[TASK DIRECTIONS]
Tally the lines of the listing that contain the string "hourglass". Give the number and nothing else.

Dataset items
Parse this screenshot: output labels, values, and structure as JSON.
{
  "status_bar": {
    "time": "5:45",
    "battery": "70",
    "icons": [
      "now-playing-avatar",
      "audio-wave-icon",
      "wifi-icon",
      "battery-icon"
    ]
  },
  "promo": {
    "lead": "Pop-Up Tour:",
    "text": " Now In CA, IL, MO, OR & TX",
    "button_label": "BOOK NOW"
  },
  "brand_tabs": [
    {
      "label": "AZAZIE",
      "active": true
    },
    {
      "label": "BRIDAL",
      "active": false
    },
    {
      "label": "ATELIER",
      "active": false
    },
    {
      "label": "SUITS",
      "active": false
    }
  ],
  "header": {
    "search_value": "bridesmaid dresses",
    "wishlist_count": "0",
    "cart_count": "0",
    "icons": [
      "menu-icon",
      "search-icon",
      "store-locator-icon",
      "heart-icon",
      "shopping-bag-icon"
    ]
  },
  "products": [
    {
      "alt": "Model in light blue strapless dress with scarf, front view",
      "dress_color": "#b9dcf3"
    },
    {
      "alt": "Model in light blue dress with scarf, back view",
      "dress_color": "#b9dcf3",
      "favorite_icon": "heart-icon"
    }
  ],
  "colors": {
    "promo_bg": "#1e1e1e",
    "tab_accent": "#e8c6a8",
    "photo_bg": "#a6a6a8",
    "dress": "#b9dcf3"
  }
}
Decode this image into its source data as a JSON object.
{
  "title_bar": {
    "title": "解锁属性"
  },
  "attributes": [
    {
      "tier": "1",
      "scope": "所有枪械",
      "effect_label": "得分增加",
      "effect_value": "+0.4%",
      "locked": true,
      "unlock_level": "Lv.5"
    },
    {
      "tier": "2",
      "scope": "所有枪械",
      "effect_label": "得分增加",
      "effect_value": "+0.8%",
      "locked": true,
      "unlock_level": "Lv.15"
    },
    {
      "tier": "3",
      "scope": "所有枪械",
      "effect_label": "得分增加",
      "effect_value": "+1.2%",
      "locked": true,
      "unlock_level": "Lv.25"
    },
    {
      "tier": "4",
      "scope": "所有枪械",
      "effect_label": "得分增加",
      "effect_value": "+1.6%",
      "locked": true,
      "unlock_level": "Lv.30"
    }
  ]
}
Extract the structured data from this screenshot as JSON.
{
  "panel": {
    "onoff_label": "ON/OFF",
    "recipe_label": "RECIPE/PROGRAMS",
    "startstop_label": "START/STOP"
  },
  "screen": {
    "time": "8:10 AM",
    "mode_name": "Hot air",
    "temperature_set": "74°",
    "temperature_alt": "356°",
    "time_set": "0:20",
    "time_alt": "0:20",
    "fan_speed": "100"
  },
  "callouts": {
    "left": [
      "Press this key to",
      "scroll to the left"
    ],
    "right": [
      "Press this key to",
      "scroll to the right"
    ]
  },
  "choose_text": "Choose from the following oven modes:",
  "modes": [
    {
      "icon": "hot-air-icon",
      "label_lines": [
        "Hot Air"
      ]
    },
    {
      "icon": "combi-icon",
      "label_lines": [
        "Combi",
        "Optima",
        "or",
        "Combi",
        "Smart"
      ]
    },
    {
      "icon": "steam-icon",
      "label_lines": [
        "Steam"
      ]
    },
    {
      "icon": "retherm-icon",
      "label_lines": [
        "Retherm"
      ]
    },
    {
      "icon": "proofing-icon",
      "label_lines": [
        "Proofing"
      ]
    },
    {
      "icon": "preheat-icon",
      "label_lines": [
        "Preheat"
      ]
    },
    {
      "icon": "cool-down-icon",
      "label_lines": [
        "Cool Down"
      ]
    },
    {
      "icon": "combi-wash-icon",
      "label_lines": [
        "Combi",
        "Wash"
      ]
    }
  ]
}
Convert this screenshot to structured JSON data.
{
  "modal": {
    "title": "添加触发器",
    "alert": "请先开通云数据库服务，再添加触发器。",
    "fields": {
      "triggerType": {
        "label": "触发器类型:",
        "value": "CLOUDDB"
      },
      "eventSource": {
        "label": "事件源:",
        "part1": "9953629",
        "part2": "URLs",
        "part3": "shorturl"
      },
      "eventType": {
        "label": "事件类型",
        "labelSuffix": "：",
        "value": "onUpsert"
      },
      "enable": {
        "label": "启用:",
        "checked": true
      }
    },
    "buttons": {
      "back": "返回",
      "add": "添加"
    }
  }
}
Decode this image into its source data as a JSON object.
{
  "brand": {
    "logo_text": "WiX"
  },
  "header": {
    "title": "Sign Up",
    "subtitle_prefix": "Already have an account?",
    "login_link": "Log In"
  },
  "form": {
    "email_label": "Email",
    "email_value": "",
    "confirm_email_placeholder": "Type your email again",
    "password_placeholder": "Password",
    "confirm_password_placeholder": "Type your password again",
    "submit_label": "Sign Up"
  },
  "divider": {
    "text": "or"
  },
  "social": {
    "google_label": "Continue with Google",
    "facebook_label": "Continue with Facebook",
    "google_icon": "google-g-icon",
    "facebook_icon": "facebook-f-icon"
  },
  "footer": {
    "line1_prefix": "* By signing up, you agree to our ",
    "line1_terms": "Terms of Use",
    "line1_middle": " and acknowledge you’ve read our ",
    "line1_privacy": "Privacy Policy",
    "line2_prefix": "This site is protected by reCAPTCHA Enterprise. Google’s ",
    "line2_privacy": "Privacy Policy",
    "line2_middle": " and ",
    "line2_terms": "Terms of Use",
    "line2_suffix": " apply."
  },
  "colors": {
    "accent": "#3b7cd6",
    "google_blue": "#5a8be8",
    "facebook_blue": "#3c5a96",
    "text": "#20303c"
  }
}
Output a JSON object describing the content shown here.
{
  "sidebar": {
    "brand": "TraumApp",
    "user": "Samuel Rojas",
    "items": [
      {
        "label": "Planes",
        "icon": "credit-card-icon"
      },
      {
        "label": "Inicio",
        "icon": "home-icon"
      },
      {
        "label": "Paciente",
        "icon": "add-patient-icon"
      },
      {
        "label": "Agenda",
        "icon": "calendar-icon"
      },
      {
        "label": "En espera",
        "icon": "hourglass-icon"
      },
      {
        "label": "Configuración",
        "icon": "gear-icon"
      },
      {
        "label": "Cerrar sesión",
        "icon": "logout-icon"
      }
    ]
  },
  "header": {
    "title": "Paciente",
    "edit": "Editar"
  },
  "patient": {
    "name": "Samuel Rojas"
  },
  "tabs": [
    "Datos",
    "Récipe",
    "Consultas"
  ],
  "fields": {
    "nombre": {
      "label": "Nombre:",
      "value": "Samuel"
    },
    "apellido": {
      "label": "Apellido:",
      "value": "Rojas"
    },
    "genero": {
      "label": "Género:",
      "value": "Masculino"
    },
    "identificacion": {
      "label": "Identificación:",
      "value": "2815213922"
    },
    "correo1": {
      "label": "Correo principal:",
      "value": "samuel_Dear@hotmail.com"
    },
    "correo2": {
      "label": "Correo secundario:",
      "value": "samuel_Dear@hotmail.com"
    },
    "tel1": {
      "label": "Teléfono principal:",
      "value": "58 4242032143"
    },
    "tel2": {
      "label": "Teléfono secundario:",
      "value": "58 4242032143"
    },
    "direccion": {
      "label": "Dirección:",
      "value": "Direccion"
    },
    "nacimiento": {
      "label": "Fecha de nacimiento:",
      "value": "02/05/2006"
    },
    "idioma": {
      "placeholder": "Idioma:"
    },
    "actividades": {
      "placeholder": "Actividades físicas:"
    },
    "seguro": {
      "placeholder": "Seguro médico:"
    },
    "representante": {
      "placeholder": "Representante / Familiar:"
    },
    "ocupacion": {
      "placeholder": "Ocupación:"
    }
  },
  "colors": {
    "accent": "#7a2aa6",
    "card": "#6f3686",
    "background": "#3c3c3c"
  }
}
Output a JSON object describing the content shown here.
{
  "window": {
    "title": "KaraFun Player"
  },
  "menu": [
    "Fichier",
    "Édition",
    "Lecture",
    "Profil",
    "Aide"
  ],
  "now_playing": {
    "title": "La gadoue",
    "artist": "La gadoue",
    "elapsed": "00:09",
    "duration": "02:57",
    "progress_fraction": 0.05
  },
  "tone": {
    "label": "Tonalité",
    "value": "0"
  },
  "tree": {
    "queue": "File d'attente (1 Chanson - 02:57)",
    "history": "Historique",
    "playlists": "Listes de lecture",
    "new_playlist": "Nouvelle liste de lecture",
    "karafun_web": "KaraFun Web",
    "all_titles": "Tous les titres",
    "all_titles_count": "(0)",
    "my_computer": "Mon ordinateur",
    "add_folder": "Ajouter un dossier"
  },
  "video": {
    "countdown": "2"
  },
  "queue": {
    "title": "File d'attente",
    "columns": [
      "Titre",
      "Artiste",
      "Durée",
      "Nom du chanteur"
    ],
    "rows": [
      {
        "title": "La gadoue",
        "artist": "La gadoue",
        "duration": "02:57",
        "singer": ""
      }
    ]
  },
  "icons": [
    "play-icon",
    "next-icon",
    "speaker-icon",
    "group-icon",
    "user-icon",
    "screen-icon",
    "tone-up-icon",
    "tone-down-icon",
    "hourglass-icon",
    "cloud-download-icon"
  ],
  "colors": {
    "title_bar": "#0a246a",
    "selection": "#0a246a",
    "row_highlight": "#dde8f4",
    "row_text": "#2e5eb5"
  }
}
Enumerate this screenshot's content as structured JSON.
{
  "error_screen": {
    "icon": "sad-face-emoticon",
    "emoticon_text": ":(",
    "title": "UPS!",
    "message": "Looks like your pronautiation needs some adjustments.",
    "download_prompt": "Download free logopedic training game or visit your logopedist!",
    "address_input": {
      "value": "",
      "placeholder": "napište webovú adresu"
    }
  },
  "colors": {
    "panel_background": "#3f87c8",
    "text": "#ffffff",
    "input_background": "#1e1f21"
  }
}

[OUTPUT FOR THIS TASK]
2